- GIVEN REQUEST 1
In the guide comparing GSA MAS, OASIS+, and Alliant 3, what kind of contract is Alliant 3?
- GIVEN REQUEST 2
Write the next part of the guide comparing GSA MAS, OASIS+, and Alliant 3, starting after its final sentence.

A VP of business development asked us a sharp question last quarter: “We can realistically pursue one new vehicle this year. Which one moves the needle?” That is the right question, and it is not the one most comparison articles answer. They tell you what each vehicle is. They do not tell you which to invest in first, given where your company actually is.
The choice between GSA MAS, OASIS+, and Alliant 3 is not a single decision, it is a portfolio and sequencing decision: MAS is the broad commercial base most firms start with, OASIS+ is the services-focused Best-in-Class vehicle for a wide range of professional and technical domains, and Alliant 3 is the large governmentwide IT vehicle. The right answer for your company depends on what you sell, your size and past performance, and the buying patterns of the agencies you target. This guide compares all three on the factors that actually drive the decision, then shows how to sequence them across a five-year horizon.
If you only need the short version of “should I pursue one of these,” we have a focused post on that. This is the deep version: the comparison and the multi-year strategy behind it.
What Are MAS, OASIS+, and Alliant 3, Really?
MAS is GSA’s commercial Multiple Award Schedule covering products and services across many categories. OASIS+ is GSA’s Best-in-Class governmentwide acquisition vehicle for services, organized into domains. Alliant 3 is GSA’s governmentwide acquisition contract (GWAC) for comprehensive IT solutions. They overlap at the edges but solve different buying problems.

- DATA SECTION
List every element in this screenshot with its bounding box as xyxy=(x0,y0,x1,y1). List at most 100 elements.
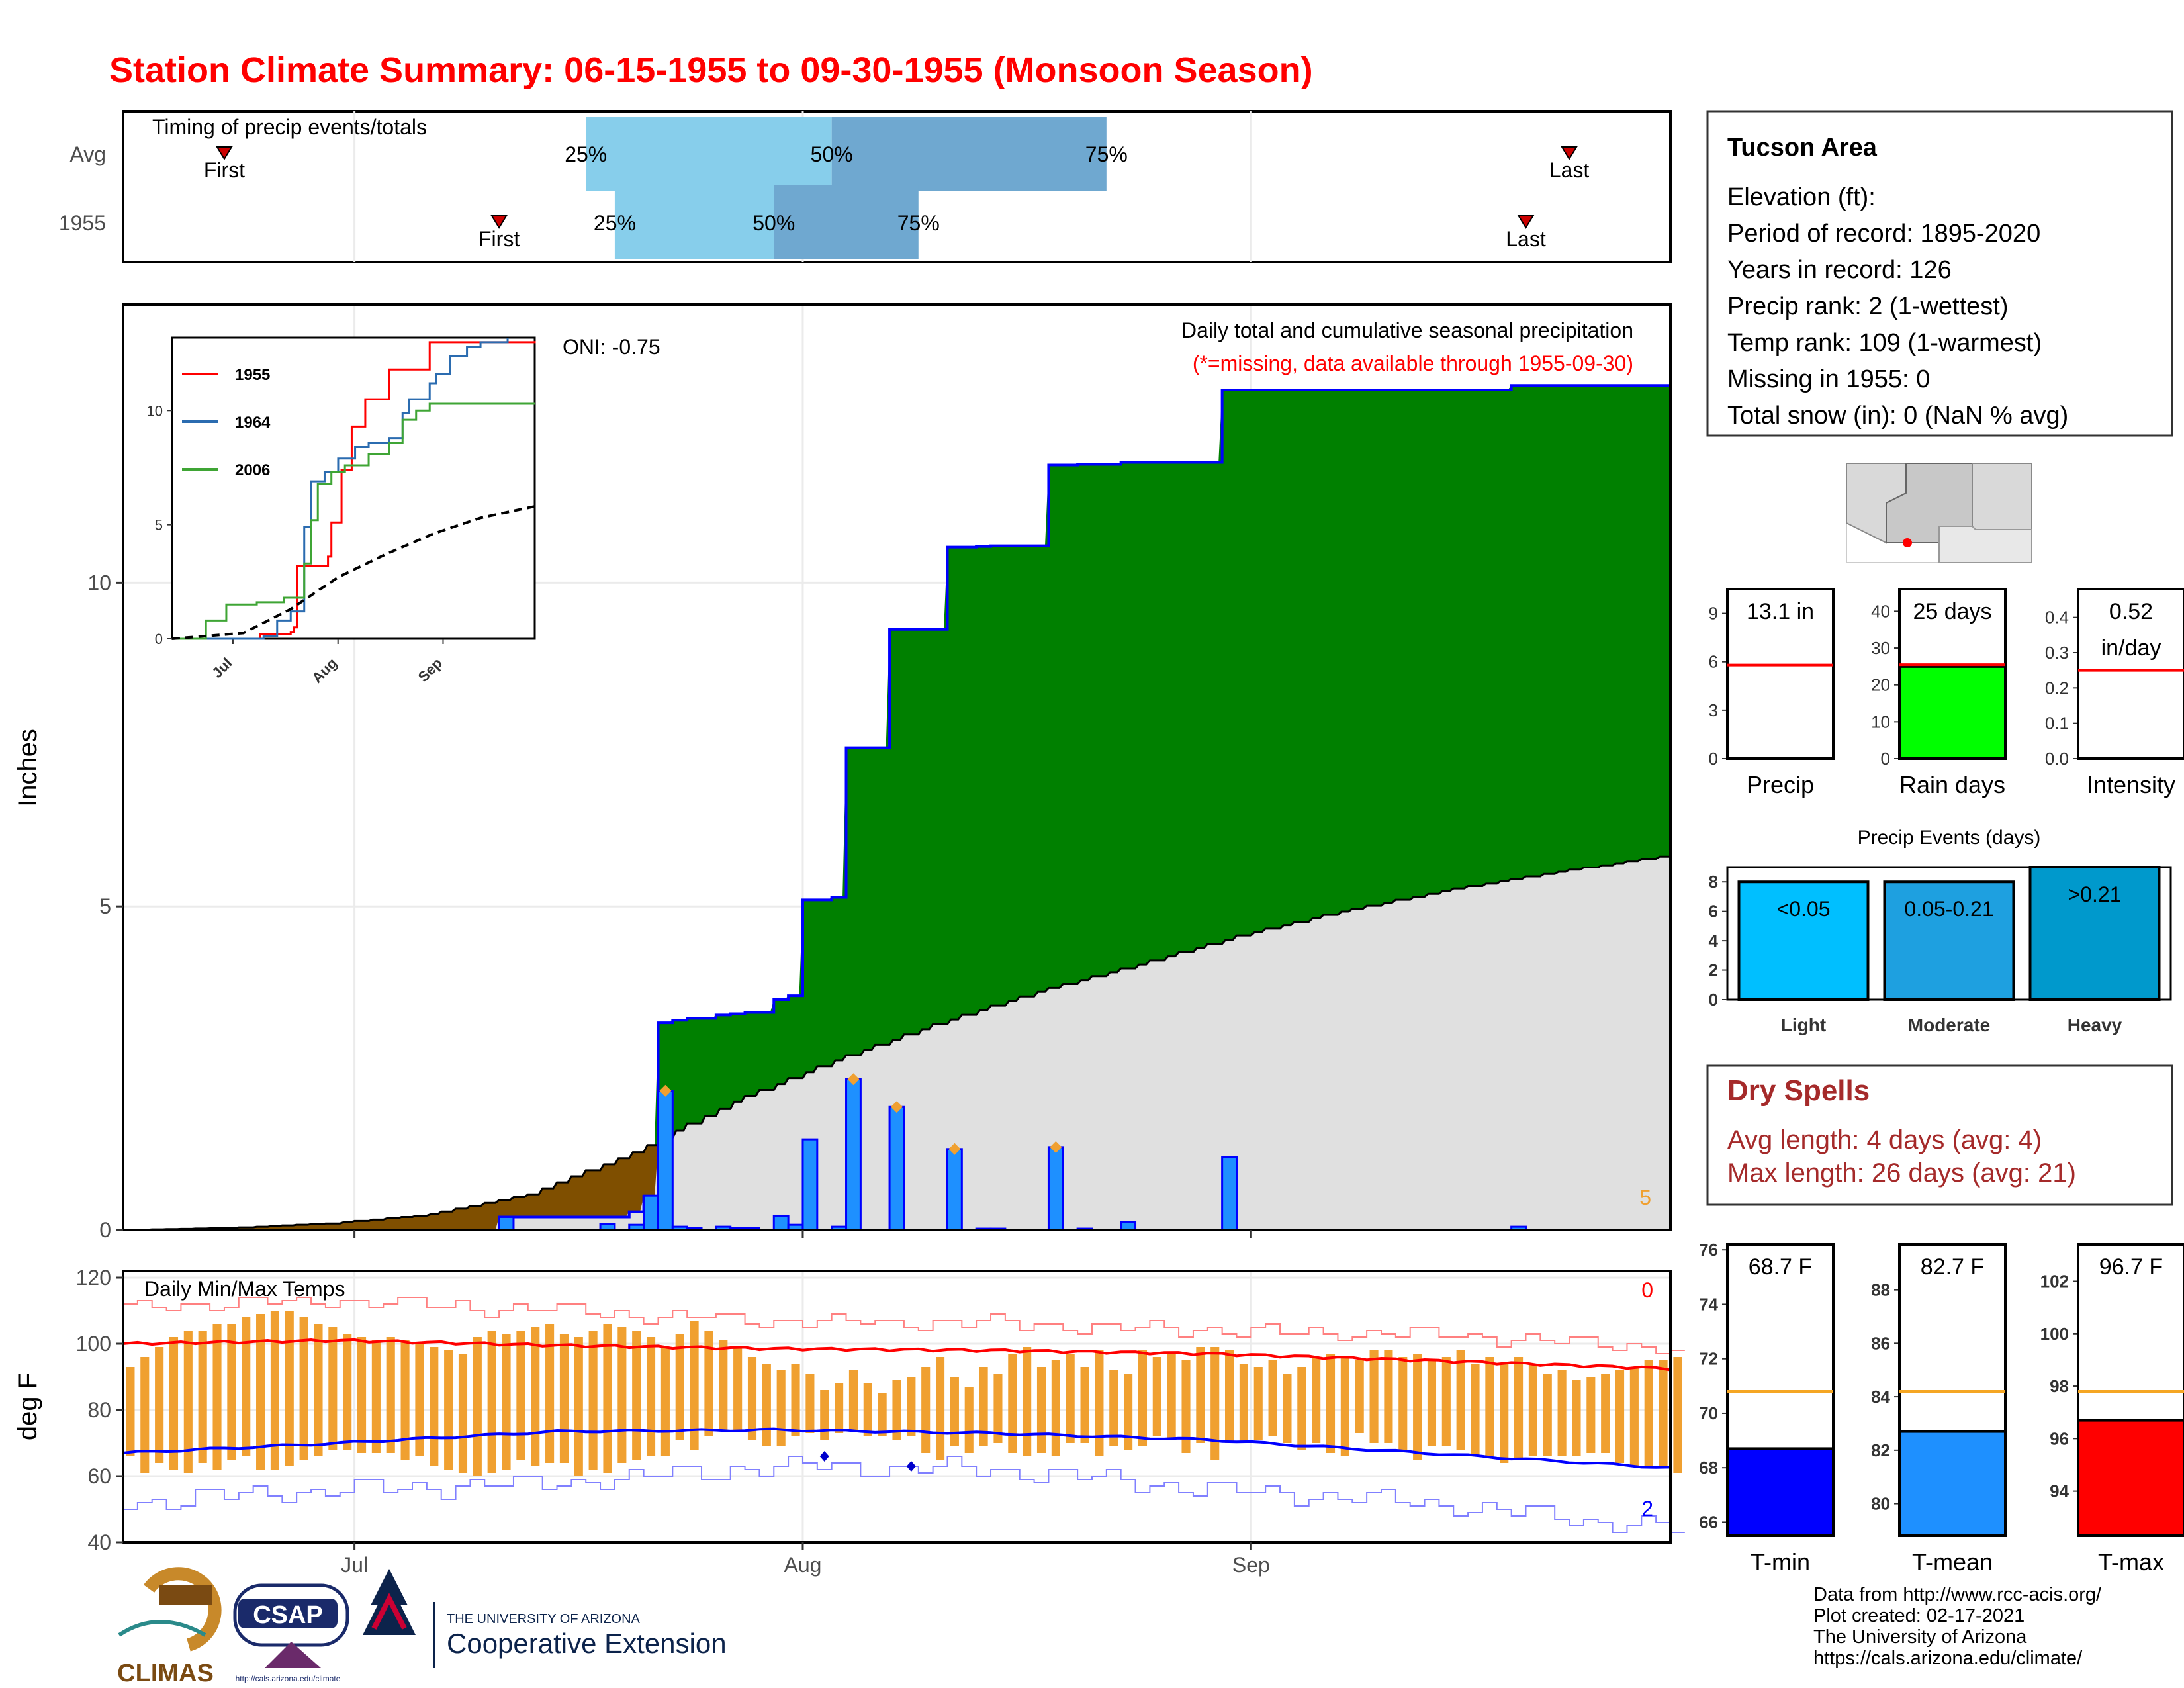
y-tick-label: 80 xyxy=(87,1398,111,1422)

- TASK OUTPUT 1
Alliant 3 is GSA's governmentwide acquisition contract (GWAC) for comprehensive IT solutions.

- TASK OUTPUT 2
The cleanest way to hold the distinction:
- MAS (Multiple Award Schedule). The broad, commercial, always-open base vehicle. It covers products and a wide range of services through Special Item Numbers (SINs). For most contractors, it is the entry point to federal selling and the foundation the others build on.
- OASIS+ (One Acquisition Solution for Integrated Services Plus). A services-centric Best-in-Class vehicle organized into domains, designed for professional, technical, and management services, including complex and integrated requirements. Its Phase II expansion opened additional domains, widening who can play.
- Alliant 3. The governmentwide IT GWAC for large, comprehensive technology solutions. It is the vehicle agencies reach for when they are buying significant IT capability governmentwide.
The mistake is treating these as competitors for the same dollar. They are more like different doors into different rooms of federal spending. A services firm and an IT integrator and a product reseller will rank them very differently, which is exactly why a generic “best vehicle” answer is useless and a fit-based answer is essential.
How Do MAS, OASIS+, and Alliant 3 Compare?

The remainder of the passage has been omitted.